Instructions to follow: Extract the complete data exactly as given.

Listing:
-----

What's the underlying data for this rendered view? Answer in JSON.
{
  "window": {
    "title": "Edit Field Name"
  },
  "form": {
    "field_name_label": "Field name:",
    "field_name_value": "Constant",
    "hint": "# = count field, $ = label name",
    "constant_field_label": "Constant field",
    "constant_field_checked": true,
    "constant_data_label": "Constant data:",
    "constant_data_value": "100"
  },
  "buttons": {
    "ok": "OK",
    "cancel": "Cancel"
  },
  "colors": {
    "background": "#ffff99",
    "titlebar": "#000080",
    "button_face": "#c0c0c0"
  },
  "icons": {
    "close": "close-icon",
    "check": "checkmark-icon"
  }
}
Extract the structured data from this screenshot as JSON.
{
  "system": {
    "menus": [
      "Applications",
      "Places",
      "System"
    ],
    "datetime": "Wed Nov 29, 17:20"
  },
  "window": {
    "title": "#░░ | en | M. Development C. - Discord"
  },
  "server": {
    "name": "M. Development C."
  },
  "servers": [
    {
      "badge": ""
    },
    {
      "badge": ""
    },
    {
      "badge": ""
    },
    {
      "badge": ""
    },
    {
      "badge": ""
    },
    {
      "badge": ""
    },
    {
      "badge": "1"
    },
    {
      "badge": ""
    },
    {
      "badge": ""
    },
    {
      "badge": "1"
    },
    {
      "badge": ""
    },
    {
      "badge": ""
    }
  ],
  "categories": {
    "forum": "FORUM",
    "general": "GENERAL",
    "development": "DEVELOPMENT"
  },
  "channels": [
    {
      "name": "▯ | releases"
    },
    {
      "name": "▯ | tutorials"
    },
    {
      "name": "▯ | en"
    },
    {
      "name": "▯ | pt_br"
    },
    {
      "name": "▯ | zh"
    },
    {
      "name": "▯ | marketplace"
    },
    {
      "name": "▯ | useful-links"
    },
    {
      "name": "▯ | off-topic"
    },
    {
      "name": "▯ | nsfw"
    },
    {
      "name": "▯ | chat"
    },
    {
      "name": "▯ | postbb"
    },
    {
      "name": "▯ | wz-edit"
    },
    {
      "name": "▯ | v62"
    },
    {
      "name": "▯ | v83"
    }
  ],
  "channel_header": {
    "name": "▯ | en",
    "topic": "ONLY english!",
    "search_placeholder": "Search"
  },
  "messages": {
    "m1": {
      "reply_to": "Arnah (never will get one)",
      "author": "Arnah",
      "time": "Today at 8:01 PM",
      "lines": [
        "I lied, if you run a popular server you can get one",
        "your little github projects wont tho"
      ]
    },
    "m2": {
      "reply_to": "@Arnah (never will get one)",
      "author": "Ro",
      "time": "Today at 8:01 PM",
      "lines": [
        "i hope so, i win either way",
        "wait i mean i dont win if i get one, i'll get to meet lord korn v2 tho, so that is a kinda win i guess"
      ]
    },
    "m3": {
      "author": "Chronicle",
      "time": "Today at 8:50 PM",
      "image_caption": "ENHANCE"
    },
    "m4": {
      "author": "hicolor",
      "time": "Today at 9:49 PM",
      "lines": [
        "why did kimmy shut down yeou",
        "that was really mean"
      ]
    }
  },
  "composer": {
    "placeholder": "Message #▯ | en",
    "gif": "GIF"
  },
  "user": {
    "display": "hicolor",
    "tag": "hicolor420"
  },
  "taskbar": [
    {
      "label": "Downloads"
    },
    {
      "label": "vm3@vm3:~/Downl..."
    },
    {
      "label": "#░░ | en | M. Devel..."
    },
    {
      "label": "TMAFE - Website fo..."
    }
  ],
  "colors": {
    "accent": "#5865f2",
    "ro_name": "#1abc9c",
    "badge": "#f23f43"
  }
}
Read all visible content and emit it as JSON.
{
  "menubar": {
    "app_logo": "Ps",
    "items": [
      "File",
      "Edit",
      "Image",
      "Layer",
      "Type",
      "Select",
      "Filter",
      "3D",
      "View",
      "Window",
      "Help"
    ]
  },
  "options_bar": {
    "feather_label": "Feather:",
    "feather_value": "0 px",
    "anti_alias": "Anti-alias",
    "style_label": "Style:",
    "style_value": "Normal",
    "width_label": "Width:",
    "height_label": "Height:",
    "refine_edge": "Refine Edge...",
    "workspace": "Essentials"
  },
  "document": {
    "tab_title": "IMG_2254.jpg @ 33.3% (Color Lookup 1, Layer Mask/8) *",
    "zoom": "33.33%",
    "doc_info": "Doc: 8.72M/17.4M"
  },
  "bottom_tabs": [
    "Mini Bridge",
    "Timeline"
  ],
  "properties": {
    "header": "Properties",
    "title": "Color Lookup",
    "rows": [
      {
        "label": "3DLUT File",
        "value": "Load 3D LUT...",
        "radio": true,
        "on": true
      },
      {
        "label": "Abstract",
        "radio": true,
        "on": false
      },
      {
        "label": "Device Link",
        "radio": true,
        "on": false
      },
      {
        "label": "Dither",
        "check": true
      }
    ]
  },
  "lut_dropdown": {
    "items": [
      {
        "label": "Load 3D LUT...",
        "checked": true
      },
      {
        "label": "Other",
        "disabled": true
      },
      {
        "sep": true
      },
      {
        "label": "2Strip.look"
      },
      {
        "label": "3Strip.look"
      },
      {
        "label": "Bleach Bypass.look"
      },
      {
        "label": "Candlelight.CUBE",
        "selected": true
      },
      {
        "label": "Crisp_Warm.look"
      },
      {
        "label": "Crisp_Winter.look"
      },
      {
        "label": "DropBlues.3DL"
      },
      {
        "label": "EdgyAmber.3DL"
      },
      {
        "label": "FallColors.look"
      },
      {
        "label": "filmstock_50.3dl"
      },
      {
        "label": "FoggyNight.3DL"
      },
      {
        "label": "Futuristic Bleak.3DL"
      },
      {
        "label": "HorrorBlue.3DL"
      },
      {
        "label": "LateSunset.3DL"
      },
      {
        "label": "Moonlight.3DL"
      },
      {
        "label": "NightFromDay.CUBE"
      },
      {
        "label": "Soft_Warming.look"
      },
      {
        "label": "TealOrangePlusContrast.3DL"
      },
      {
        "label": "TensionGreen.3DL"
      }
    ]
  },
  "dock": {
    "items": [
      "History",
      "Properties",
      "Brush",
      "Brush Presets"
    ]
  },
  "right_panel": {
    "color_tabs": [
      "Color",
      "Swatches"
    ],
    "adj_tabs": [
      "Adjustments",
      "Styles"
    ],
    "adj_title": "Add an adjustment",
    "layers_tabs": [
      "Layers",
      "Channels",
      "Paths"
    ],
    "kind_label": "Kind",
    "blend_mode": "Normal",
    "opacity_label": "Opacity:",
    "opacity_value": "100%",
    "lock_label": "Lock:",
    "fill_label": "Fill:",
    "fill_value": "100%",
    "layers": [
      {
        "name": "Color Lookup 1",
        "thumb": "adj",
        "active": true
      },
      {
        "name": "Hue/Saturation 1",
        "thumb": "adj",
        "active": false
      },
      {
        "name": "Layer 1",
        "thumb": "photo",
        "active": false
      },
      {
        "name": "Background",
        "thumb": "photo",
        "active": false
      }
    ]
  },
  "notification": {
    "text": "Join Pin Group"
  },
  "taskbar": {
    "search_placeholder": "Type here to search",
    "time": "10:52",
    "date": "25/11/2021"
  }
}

-----

Written response:
What's the underlying data for this rendered view? Answer in JSON.
{
  "window": {
    "title": "Edit Field Name"
  },
  "form": {
    "field_name_label": "Field name:",
    "field_name_value": "Constant",
    "hint": "# = count field, $ = label name",
    "constant_field_label": "Constant field",
    "constant_field_checked": true,
    "constant_data_label": "Constant data:",
    "constant_data_value": "100"
  },
  "buttons": {
    "ok": "OK",
    "cancel": "Cancel"
  },
  "colors": {
    "background": "#ffff99",
    "titlebar": "#000080",
    "button_face": "#c0c0c0"
  },
  "icons": {
    "close": "close-icon",
    "check": "checkmark-icon"
  }
}
Extract the structured data from this screenshot as JSON.
{
  "system": {
    "menus": [
      "Applications",
      "Places",
      "System"
    ],
    "datetime": "Wed Nov 29, 17:20"
  },
  "window": {
    "title": "#░░ | en | M. Development C. - Discord"
  },
  "server": {
    "name": "M. Development C."
  },
  "servers": [
    {
      "badge": ""
    },
    {
      "badge": ""
    },
    {
      "badge": ""
    },
    {
      "badge": ""
    },
    {
      "badge": ""
    },
    {
      "badge": ""
    },
    {
      "badge": "1"
    },
    {
      "badge": ""
    },
    {
      "badge": ""
    },
    {
      "badge": "1"
    },
    {
      "badge": ""
    },
    {
      "badge": ""
    }
  ],
  "categories": {
    "forum": "FORUM",
    "general": "GENERAL",
    "development": "DEVELOPMENT"
  },
  "channels": [
    {
      "name": "▯ | releases"
    },
    {
      "name": "▯ | tutorials"
    },
    {
      "name": "▯ | en"
    },
    {
      "name": "▯ | pt_br"
    },
    {
      "name": "▯ | zh"
    },
    {
      "name": "▯ | marketplace"
    },
    {
      "name": "▯ | useful-links"
    },
    {
      "name": "▯ | off-topic"
    },
    {
      "name": "▯ | nsfw"
    },
    {
      "name": "▯ | chat"
    },
    {
      "name": "▯ | postbb"
    },
    {
      "name": "▯ | wz-edit"
    },
    {
      "name": "▯ | v62"
    },
    {
      "name": "▯ | v83"
    }
  ],
  "channel_header": {
    "name": "▯ | en",
    "topic": "ONLY english!",
    "search_placeholder": "Search"
  },
  "messages": {
    "m1": {
      "reply_to": "Arnah (never will get one)",
      "author": "Arnah",
      "time": "Today at 8:01 PM",
      "lines": [
        "I lied, if you run a popular server you can get one",
        "your little github projects wont tho"
      ]
    },
    "m2": {
      "reply_to": "@Arnah (never will get one)",
      "author": "Ro",
      "time": "Today at 8:01 PM",
      "lines": [
        "i hope so, i win either way",
        "wait i mean i dont win if i get one, i'll get to meet lord korn v2 tho, so that is a kinda win i guess"
      ]
    },
    "m3": {
      "author": "Chronicle",
      "time": "Today at 8:50 PM",
      "image_caption": "ENHANCE"
    },
    "m4": {
      "author": "hicolor",
      "time": "Today at 9:49 PM",
      "lines": [
        "why did kimmy shut down yeou",
        "that was really mean"
      ]
    }
  },
  "composer": {
    "placeholder": "Message #▯ | en",
    "gif": "GIF"
  },
  "user": {
    "display": "hicolor",
    "tag": "hicolor420"
  },
  "taskbar": [
    {
      "label": "Downloads"
    },
    {
      "label": "vm3@vm3:~/Downl..."
    },
    {
      "label": "#░░ | en | M. Devel..."
    },
    {
      "label": "TMAFE - Website fo..."
    }
  ],
  "colors": {
    "accent": "#5865f2",
    "ro_name": "#1abc9c",
    "badge": "#f23f43"
  }
}
Read all visible content and emit it as JSON.
{
  "menubar": {
    "app_logo": "Ps",
    "items": [
      "File",
      "Edit",
      "Image",
      "Layer",
      "Type",
      "Select",
      "Filter",
      "3D",
      "View",
      "Window",
      "Help"
    ]
  },
  "options_bar": {
    "feather_label": "Feather:",
    "feather_value": "0 px",
    "anti_alias": "Anti-alias",
    "style_label": "Style:",
    "style_value": "Normal",
    "width_label": "Width:",
    "height_label": "Height:",
    "refine_edge": "Refine Edge...",
    "workspace": "Essentials"
  },
  "document": {
    "tab_title": "IMG_2254.jpg @ 33.3% (Color Lookup 1, Layer Mask/8) *",
    "zoom": "33.33%",
    "doc_info": "Doc: 8.72M/17.4M"
  },
  "bottom_tabs": [
    "Mini Bridge",
    "Timeline"
  ],
  "properties": {
    "header": "Properties",
    "title": "Color Lookup",
    "rows": [
      {
        "label": "3DLUT File",
        "value": "Load 3D LUT...",
        "radio": true,
        "on": true
      },
      {
        "label": "Abstract",
        "radio": true,
        "on": false
      },
      {
        "label": "Device Link",
        "radio": true,
        "on": false
      },
      {
        "label": "Dither",
        "check": true
      }
    ]
  },
  "lut_dropdown": {
    "items": [
      {
        "label": "Load 3D LUT...",
        "checked": true
      },
      {
        "label": "Other",
        "disabled": true
      },
      {
        "sep": true
      },
      {
        "label": "2Strip.look"
      },
      {
        "label": "3Strip.look"
      },
      {
        "label": "Bleach Bypass.look"
      },
      {
        "label": "Candlelight.CUBE",
        "selected": true
      },
      {
        "label": "Crisp_Warm.look"
      },
      {
        "label": "Crisp_Winter.look"
      },
      {
        "label": "DropBlues.3DL"
      },
      {
        "label": "EdgyAmber.3DL"
      },
      {
        "label": "FallColors.look"
      },
      {
        "label": "filmstock_50.3dl"
      },
      {
        "label": "FoggyNight.3DL"
      },
      {
        "label": "Futuristic Bleak.3DL"
      },
      {
        "label": "HorrorBlue.3DL"
      },
      {
        "label": "LateSunset.3DL"
      },
      {
        "label": "Moonlight.3DL"
      },
      {
        "label": "NightFromDay.CUBE"
      },
      {
        "label": "Soft_Warming.look"
      },
      {
        "label": "TealOrangePlusContrast.3DL"
      },
      {
        "label": "TensionGreen.3DL"
      }
    ]
  },
  "dock": {
    "items": [
      "History",
      "Properties",
      "Brush",
      "Brush Presets"
    ]
  },
  "right_panel": {
    "color_tabs": [
      "Color",
      "Swatches"
    ],
    "adj_tabs": [
      "Adjustments",
      "Styles"
    ],
    "adj_title": "Add an adjustment",
    "layers_tabs": [
      "Layers",
      "Channels",
      "Paths"
    ],
    "kind_label": "Kind",
    "blend_mode": "Normal",
    "opacity_label": "Opacity:",
    "opacity_value": "100%",
    "lock_label": "Lock:",
    "fill_label": "Fill:",
    "fill_value": "100%",
    "layers": [
      {
        "name": "Color Lookup 1",
        "thumb": "adj",
        "active": true
      },
      {
        "name": "Hue/Saturation 1",
        "thumb": "adj",
        "active": false
      },
      {
        "name": "Layer 1",
        "thumb": "photo",
        "active": false
      },
      {
        "name": "Background",
        "thumb": "photo",
        "active": false
      }
    ]
  },
  "notification": {
    "text": "Join Pin Group"
  },
  "taskbar": {
    "search_placeholder": "Type here to search",
    "time": "10:52",
    "date": "25/11/2021"
  }
}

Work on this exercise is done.